═════ ROWS

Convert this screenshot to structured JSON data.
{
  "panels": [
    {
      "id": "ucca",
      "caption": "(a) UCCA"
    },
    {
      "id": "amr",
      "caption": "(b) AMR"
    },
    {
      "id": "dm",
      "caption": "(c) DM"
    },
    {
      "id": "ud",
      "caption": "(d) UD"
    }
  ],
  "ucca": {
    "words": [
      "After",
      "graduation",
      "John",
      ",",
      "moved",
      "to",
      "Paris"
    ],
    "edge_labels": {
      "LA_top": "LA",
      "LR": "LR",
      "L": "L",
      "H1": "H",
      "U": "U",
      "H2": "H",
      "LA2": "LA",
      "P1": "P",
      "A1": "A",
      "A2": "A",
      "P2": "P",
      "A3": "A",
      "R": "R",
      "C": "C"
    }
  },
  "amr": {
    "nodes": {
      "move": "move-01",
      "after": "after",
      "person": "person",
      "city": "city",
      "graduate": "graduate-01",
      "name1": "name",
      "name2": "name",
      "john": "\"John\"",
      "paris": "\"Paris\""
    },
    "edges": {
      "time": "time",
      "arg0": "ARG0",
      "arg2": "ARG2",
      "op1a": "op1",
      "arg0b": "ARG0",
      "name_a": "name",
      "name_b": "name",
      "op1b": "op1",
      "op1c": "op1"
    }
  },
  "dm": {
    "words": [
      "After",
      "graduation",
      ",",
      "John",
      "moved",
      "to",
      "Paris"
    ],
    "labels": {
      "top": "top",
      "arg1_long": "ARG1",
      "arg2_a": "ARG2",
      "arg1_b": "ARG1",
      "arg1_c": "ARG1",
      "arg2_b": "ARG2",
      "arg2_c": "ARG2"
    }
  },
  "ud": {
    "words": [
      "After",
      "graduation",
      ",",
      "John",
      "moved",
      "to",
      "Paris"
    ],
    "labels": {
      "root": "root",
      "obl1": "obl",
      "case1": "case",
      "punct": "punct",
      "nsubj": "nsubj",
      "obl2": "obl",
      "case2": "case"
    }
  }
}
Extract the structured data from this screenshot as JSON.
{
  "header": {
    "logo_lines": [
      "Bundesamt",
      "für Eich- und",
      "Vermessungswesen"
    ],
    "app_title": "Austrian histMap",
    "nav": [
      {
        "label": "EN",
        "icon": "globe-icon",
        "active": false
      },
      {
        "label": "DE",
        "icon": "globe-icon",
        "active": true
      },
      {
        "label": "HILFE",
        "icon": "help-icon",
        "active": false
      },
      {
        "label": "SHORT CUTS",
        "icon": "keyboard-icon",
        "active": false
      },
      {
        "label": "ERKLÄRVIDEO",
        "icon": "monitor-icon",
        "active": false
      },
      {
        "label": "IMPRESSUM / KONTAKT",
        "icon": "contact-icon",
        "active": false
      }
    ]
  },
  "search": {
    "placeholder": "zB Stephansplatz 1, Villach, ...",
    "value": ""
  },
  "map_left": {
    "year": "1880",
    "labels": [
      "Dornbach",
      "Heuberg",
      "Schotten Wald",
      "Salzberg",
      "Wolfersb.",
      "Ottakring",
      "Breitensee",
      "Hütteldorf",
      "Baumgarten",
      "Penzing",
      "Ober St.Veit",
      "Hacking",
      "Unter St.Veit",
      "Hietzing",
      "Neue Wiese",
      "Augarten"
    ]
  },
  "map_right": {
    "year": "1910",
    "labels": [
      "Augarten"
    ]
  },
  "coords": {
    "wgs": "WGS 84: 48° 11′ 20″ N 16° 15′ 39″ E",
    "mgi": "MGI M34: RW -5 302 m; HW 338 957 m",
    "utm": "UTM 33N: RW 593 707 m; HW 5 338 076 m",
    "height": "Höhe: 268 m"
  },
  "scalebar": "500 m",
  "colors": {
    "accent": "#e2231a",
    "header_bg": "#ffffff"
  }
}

══════════

DIRECTIVE:
Return the lines beginning at the one that contains "Extract the structured" and continuing through the last line of the data, exactly as they stand and without any others.

ANSWER TO THE EXERCISE:
Extract the structured data from this screenshot as JSON.
{
  "header": {
    "logo_lines": [
      "Bundesamt",
      "für Eich- und",
      "Vermessungswesen"
    ],
    "app_title": "Austrian histMap",
    "nav": [
      {
        "label": "EN",
        "icon": "globe-icon",
        "active": false
      },
      {
        "label": "DE",
        "icon": "globe-icon",
        "active": true
      },
      {
        "label": "HILFE",
        "icon": "help-icon",
        "active": false
      },
      {
        "label": "SHORT CUTS",
        "icon": "keyboard-icon",
        "active": false
      },
      {
        "label": "ERKLÄRVIDEO",
        "icon": "monitor-icon",
        "active": false
      },
      {
        "label": "IMPRESSUM / KONTAKT",
        "icon": "contact-icon",
        "active": false
      }
    ]
  },
  "search": {
    "placeholder": "zB Stephansplatz 1, Villach, ...",
    "value": ""
  },
  "map_left": {
    "year": "1880",
    "labels": [
      "Dornbach",
      "Heuberg",
      "Schotten Wald",
      "Salzberg",
      "Wolfersb.",
      "Ottakring",
      "Breitensee",
      "Hütteldorf",
      "Baumgarten",
      "Penzing",
      "Ober St.Veit",
      "Hacking",
      "Unter St.Veit",
      "Hietzing",
      "Neue Wiese",
      "Augarten"
    ]
  },
  "map_right": {
    "year": "1910",
    "labels": [
      "Augarten"
    ]
  },
  "coords": {
    "wgs": "WGS 84: 48° 11′ 20″ N 16° 15′ 39″ E",
    "mgi": "MGI M34: RW -5 302 m; HW 338 957 m",
    "utm": "UTM 33N: RW 593 707 m; HW 5 338 076 m",
    "height": "Höhe: 268 m"
  },
  "scalebar": "500 m",
  "colors": {
    "accent": "#e2231a",
    "header_bg": "#ffffff"
  }
}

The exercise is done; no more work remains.